*** Provided material ***
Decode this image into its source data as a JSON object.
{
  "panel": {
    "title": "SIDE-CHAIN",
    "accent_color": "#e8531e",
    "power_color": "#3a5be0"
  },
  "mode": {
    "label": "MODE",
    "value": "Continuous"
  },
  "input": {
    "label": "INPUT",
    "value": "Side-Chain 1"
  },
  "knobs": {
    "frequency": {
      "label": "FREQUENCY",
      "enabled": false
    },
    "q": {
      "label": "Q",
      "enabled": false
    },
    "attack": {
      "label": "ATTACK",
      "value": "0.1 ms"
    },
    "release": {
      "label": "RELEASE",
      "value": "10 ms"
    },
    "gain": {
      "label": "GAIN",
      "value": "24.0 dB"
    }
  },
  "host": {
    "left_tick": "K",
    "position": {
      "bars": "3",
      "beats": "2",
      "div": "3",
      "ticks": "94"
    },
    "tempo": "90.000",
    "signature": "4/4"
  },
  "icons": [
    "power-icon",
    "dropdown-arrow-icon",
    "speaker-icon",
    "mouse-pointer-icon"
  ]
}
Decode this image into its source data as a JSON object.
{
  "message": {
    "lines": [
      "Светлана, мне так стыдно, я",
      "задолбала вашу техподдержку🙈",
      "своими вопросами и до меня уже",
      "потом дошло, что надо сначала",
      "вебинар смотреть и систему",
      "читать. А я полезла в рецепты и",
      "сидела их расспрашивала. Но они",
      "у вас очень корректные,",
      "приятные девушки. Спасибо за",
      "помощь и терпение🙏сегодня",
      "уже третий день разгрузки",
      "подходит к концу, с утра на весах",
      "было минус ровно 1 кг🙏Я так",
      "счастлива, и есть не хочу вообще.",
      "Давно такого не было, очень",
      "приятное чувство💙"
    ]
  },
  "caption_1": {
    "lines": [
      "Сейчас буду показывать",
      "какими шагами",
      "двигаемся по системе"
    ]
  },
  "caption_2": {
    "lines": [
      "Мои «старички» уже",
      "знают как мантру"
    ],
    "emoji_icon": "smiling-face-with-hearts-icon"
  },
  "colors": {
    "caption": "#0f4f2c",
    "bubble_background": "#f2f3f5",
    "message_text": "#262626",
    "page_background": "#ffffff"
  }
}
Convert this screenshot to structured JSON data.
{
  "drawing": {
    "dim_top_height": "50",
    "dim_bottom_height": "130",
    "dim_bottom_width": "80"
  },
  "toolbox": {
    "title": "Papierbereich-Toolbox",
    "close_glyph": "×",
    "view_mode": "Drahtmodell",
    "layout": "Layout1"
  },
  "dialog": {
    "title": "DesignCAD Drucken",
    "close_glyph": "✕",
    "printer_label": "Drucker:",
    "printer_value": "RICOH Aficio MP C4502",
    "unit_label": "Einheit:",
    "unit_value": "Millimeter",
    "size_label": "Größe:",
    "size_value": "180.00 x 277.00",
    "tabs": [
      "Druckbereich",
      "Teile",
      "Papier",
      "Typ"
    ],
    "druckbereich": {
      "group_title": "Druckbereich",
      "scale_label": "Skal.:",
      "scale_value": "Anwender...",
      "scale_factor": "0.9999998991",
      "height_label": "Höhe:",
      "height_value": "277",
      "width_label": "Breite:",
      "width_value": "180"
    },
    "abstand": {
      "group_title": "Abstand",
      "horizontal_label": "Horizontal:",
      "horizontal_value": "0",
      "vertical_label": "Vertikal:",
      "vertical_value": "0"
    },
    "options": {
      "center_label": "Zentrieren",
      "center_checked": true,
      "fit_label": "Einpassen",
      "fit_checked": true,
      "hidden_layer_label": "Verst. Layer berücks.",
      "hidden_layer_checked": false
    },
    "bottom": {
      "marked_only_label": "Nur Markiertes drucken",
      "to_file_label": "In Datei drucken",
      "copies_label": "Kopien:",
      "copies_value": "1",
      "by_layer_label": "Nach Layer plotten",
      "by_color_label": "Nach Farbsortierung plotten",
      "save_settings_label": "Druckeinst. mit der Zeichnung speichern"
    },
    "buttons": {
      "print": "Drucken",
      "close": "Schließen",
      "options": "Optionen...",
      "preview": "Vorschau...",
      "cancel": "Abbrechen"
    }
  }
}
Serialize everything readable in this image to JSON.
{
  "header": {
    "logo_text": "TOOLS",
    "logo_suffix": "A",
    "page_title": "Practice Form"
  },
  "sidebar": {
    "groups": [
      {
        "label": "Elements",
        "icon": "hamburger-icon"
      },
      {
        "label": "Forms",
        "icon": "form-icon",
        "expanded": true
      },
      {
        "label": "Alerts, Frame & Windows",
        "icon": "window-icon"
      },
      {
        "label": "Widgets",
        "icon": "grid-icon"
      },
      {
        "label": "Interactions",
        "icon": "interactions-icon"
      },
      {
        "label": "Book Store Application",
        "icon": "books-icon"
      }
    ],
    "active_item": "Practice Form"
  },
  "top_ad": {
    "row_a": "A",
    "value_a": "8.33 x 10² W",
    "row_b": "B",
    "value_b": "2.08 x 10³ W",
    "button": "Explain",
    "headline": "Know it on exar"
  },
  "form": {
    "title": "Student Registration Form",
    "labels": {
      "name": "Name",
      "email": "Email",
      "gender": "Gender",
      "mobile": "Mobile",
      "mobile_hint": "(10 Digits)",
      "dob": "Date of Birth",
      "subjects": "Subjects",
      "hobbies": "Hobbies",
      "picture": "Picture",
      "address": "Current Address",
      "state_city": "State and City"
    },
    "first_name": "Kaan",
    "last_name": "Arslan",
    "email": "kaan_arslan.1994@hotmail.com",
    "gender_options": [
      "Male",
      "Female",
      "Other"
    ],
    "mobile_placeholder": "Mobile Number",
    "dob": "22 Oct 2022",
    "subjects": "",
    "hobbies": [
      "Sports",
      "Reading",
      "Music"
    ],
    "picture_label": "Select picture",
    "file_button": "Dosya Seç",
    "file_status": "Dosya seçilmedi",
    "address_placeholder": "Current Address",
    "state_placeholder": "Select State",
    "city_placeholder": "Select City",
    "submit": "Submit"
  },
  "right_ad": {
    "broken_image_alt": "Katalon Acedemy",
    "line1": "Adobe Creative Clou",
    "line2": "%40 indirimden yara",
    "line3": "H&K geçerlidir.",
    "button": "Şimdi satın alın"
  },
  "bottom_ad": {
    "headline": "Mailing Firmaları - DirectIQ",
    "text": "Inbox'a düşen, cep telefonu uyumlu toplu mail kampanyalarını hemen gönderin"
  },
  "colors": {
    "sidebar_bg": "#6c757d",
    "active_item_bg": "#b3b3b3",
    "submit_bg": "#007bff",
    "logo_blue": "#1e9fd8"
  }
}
***
- **Instructions to follow**
Write out every entry again exactly, please, with nothing missing.

- **Full response**
Decode this image into its source data as a JSON object.
{
  "panel": {
    "title": "SIDE-CHAIN",
    "accent_color": "#e8531e",
    "power_color": "#3a5be0"
  },
  "mode": {
    "label": "MODE",
    "value": "Continuous"
  },
  "input": {
    "label": "INPUT",
    "value": "Side-Chain 1"
  },
  "knobs": {
    "frequency": {
      "label": "FREQUENCY",
      "enabled": false
    },
    "q": {
      "label": "Q",
      "enabled": false
    },
    "attack": {
      "label": "ATTACK",
      "value": "0.1 ms"
    },
    "release": {
      "label": "RELEASE",
      "value": "10 ms"
    },
    "gain": {
      "label": "GAIN",
      "value": "24.0 dB"
    }
  },
  "host": {
    "left_tick": "K",
    "position": {
      "bars": "3",
      "beats": "2",
      "div": "3",
      "ticks": "94"
    },
    "tempo": "90.000",
    "signature": "4/4"
  },
  "icons": [
    "power-icon",
    "dropdown-arrow-icon",
    "speaker-icon",
    "mouse-pointer-icon"
  ]
}
Decode this image into its source data as a JSON object.
{
  "message": {
    "lines": [
      "Светлана, мне так стыдно, я",
      "задолбала вашу техподдержку🙈",
      "своими вопросами и до меня уже",
      "потом дошло, что надо сначала",
      "вебинар смотреть и систему",
      "читать. А я полезла в рецепты и",
      "сидела их расспрашивала. Но они",
      "у вас очень корректные,",
      "приятные девушки. Спасибо за",
      "помощь и терпение🙏сегодня",
      "уже третий день разгрузки",
      "подходит к концу, с утра на весах",
      "было минус ровно 1 кг🙏Я так",
      "счастлива, и есть не хочу вообще.",
      "Давно такого не было, очень",
      "приятное чувство💙"
    ]
  },
  "caption_1": {
    "lines": [
      "Сейчас буду показывать",
      "какими шагами",
      "двигаемся по системе"
    ]
  },
  "caption_2": {
    "lines": [
      "Мои «старички» уже",
      "знают как мантру"
    ],
    "emoji_icon": "smiling-face-with-hearts-icon"
  },
  "colors": {
    "caption": "#0f4f2c",
    "bubble_background": "#f2f3f5",
    "message_text": "#262626",
    "page_background": "#ffffff"
  }
}
Convert this screenshot to structured JSON data.
{
  "drawing": {
    "dim_top_height": "50",
    "dim_bottom_height": "130",
    "dim_bottom_width": "80"
  },
  "toolbox": {
    "title": "Papierbereich-Toolbox",
    "close_glyph": "×",
    "view_mode": "Drahtmodell",
    "layout": "Layout1"
  },
  "dialog": {
    "title": "DesignCAD Drucken",
    "close_glyph": "✕",
    "printer_label": "Drucker:",
    "printer_value": "RICOH Aficio MP C4502",
    "unit_label": "Einheit:",
    "unit_value": "Millimeter",
    "size_label": "Größe:",
    "size_value": "180.00 x 277.00",
    "tabs": [
      "Druckbereich",
      "Teile",
      "Papier",
      "Typ"
    ],
    "druckbereich": {
      "group_title": "Druckbereich",
      "scale_label": "Skal.:",
      "scale_value": "Anwender...",
      "scale_factor": "0.9999998991",
      "height_label": "Höhe:",
      "height_value": "277",
      "width_label": "Breite:",
      "width_value": "180"
    },
    "abstand": {
      "group_title": "Abstand",
      "horizontal_label": "Horizontal:",
      "horizontal_value": "0",
      "vertical_label": "Vertikal:",
      "vertical_value": "0"
    },
    "options": {
      "center_label": "Zentrieren",
      "center_checked": true,
      "fit_label": "Einpassen",
      "fit_checked": true,
      "hidden_layer_label": "Verst. Layer berücks.",
      "hidden_layer_checked": false
    },
    "bottom": {
      "marked_only_label": "Nur Markiertes drucken",
      "to_file_label": "In Datei drucken",
      "copies_label": "Kopien:",
      "copies_value": "1",
      "by_layer_label": "Nach Layer plotten",
      "by_color_label": "Nach Farbsortierung plotten",
      "save_settings_label": "Druckeinst. mit der Zeichnung speichern"
    },
    "buttons": {
      "print": "Drucken",
      "close": "Schließen",
      "options": "Optionen...",
      "preview": "Vorschau...",
      "cancel": "Abbrechen"
    }
  }
}
Serialize everything readable in this image to JSON.
{
  "header": {
    "logo_text": "TOOLS",
    "logo_suffix": "A",
    "page_title": "Practice Form"
  },
  "sidebar": {
    "groups": [
      {
        "label": "Elements",
        "icon": "hamburger-icon"
      },
      {
        "label": "Forms",
        "icon": "form-icon",
        "expanded": true
      },
      {
        "label": "Alerts, Frame & Windows",
        "icon": "window-icon"
      },
      {
        "label": "Widgets",
        "icon": "grid-icon"
      },
      {
        "label": "Interactions",
        "icon": "interactions-icon"
      },
      {
        "label": "Book Store Application",
        "icon": "books-icon"
      }
    ],
    "active_item": "Practice Form"
  },
  "top_ad": {
    "row_a": "A",
    "value_a": "8.33 x 10² W",
    "row_b": "B",
    "value_b": "2.08 x 10³ W",
    "button": "Explain",
    "headline": "Know it on exar"
  },
  "form": {
    "title": "Student Registration Form",
    "labels": {
      "name": "Name",
      "email": "Email",
      "gender": "Gender",
      "mobile": "Mobile",
      "mobile_hint": "(10 Digits)",
      "dob": "Date of Birth",
      "subjects": "Subjects",
      "hobbies": "Hobbies",
      "picture": "Picture",
      "address": "Current Address",
      "state_city": "State and City"
    },
    "first_name": "Kaan",
    "last_name": "Arslan",
    "email": "kaan_arslan.1994@hotmail.com",
    "gender_options": [
      "Male",
      "Female",
      "Other"
    ],
    "mobile_placeholder": "Mobile Number",
    "dob": "22 Oct 2022",
    "subjects": "",
    "hobbies": [
      "Sports",
      "Reading",
      "Music"
    ],
    "picture_label": "Select picture",
    "file_button": "Dosya Seç",
    "file_status": "Dosya seçilmedi",
    "address_placeholder": "Current Address",
    "state_placeholder": "Select State",
    "city_placeholder": "Select City",
    "submit": "Submit"
  },
  "right_ad": {
    "broken_image_alt": "Katalon Acedemy",
    "line1": "Adobe Creative Clou",
    "line2": "%40 indirimden yara",
    "line3": "H&K geçerlidir.",
    "button": "Şimdi satın alın"
  },
  "bottom_ad": {
    "headline": "Mailing Firmaları - DirectIQ",
    "text": "Inbox'a düşen, cep telefonu uyumlu toplu mail kampanyalarını hemen gönderin"
  },
  "colors": {
    "sidebar_bg": "#6c757d",
    "active_item_bg": "#b3b3b3",
    "submit_bg": "#007bff",
    "logo_blue": "#1e9fd8"
  }
}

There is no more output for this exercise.